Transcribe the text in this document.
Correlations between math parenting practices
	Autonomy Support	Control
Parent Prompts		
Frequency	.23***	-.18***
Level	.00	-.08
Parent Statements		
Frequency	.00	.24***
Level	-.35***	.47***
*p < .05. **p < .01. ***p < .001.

══════════

Exercise details. Write out every entry above, word for word.

Solution to this exercise.
Transcribe the text in this document.
Correlations between math parenting practices
	Autonomy Support	Control
Parent Prompts		
Frequency	.23***	-.18***
Level	.00	-.08
Parent Statements		
Frequency	.00	.24***
Level	-.35***	.47***
*p < .05. **p < .01. ***p < .001.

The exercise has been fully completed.